(Source data)
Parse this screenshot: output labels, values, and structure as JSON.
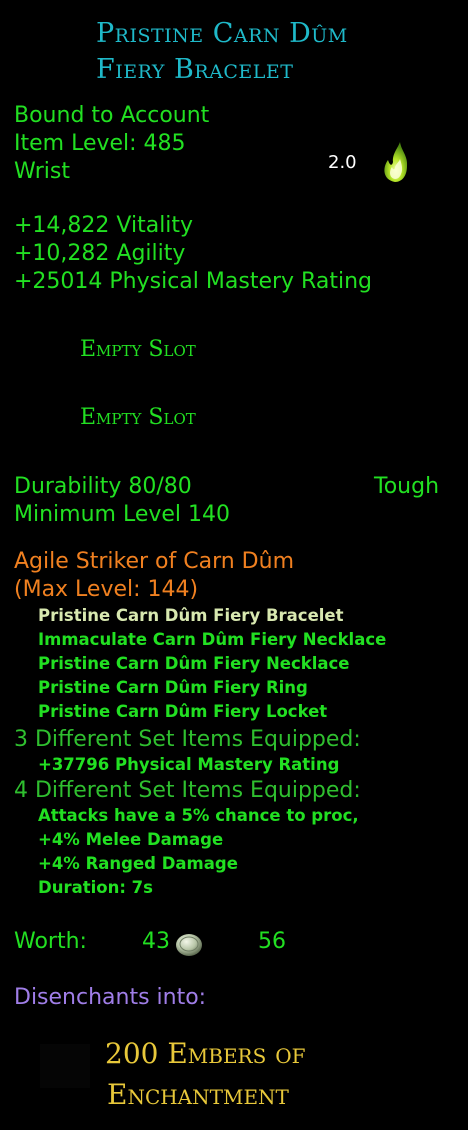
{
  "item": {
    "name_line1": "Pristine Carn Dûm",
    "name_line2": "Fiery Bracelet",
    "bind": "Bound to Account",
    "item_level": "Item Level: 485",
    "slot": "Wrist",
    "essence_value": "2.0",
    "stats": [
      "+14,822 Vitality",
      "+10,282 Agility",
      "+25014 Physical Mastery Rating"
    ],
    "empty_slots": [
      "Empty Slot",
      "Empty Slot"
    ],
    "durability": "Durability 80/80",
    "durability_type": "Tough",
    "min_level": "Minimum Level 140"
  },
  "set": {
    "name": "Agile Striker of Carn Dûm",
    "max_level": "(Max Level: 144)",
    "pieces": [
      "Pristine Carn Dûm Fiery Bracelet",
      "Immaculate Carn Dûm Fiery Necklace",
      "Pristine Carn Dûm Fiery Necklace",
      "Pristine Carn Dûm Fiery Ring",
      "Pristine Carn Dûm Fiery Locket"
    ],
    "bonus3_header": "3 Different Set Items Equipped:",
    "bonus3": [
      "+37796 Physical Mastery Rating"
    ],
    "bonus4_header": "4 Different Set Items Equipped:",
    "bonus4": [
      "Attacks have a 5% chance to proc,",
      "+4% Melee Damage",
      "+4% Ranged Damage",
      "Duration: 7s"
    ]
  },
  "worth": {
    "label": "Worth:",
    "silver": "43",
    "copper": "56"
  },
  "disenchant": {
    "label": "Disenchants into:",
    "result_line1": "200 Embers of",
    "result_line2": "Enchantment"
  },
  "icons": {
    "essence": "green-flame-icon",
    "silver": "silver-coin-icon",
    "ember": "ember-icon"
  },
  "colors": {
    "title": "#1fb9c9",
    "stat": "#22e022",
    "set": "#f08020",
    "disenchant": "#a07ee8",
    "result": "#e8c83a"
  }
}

§ Work to complete
Every entry above is to be set down exactly; the pictures are to be left out.

§ Task response
Parse this screenshot: output labels, values, and structure as JSON.
{
  "item": {
    "name_line1": "Pristine Carn Dûm",
    "name_line2": "Fiery Bracelet",
    "bind": "Bound to Account",
    "item_level": "Item Level: 485",
    "slot": "Wrist",
    "essence_value": "2.0",
    "stats": [
      "+14,822 Vitality",
      "+10,282 Agility",
      "+25014 Physical Mastery Rating"
    ],
    "empty_slots": [
      "Empty Slot",
      "Empty Slot"
    ],
    "durability": "Durability 80/80",
    "durability_type": "Tough",
    "min_level": "Minimum Level 140"
  },
  "set": {
    "name": "Agile Striker of Carn Dûm",
    "max_level": "(Max Level: 144)",
    "pieces": [
      "Pristine Carn Dûm Fiery Bracelet",
      "Immaculate Carn Dûm Fiery Necklace",
      "Pristine Carn Dûm Fiery Necklace",
      "Pristine Carn Dûm Fiery Ring",
      "Pristine Carn Dûm Fiery Locket"
    ],
    "bonus3_header": "3 Different Set Items Equipped:",
    "bonus3": [
      "+37796 Physical Mastery Rating"
    ],
    "bonus4_header": "4 Different Set Items Equipped:",
    "bonus4": [
      "Attacks have a 5% chance to proc,",
      "+4% Melee Damage",
      "+4% Ranged Damage",
      "Duration: 7s"
    ]
  },
  "worth": {
    "label": "Worth:",
    "silver": "43",
    "copper": "56"
  },
  "disenchant": {
    "label": "Disenchants into:",
    "result_line1": "200 Embers of",
    "result_line2": "Enchantment"
  },
  "icons": {
    "essence": "green-flame-icon",
    "silver": "silver-coin-icon",
    "ember": "ember-icon"
  },
  "colors": {
    "title": "#1fb9c9",
    "stat": "#22e022",
    "set": "#f08020",
    "disenchant": "#a07ee8",
    "result": "#e8c83a"
  }
}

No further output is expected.